Find all the lines with "การตอบกล" and gather them.
━━━ EXTRACTED ENTRIES ━━━
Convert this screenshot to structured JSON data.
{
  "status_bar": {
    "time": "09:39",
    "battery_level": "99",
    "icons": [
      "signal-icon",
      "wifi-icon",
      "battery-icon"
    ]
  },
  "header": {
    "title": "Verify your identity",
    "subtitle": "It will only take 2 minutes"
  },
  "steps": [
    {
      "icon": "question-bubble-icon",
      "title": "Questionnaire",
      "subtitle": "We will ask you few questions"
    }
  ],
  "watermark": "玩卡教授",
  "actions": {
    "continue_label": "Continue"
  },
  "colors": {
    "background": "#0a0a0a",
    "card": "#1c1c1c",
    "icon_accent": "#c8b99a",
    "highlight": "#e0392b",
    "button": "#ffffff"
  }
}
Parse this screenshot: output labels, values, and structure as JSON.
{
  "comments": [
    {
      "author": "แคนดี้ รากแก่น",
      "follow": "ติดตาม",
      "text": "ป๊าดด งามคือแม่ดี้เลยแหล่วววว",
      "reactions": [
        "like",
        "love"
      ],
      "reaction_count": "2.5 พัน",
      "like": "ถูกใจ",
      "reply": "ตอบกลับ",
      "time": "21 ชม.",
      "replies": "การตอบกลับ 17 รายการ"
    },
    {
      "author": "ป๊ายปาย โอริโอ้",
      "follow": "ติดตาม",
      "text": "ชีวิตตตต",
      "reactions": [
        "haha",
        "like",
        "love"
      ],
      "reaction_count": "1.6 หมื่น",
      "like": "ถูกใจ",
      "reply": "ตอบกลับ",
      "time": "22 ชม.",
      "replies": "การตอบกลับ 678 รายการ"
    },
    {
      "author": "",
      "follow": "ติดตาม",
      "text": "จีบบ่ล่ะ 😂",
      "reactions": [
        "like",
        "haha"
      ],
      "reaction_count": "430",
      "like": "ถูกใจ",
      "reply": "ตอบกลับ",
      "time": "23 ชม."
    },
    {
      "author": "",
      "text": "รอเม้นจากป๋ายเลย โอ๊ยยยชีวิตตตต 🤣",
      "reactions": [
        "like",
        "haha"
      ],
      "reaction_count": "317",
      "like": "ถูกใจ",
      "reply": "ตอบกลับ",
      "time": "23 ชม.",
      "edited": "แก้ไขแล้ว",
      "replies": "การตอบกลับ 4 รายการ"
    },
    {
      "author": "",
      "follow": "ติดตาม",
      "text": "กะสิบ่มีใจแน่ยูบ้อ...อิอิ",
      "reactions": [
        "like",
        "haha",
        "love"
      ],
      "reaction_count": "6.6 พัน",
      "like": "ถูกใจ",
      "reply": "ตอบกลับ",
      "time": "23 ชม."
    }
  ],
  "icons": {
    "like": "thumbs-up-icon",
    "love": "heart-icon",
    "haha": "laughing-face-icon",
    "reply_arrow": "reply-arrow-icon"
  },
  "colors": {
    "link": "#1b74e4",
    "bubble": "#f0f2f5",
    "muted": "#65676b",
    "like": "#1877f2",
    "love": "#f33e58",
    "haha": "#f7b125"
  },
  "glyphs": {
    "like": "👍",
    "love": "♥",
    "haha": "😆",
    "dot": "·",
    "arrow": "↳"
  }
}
━━━
__WRITTEN SOLUTION__.
      "replies": "การตอบกลับ 17 รายการ"
      "replies": "การตอบกลับ 678 รายการ"
      "replies": "การตอบกลับ 4 รายการ"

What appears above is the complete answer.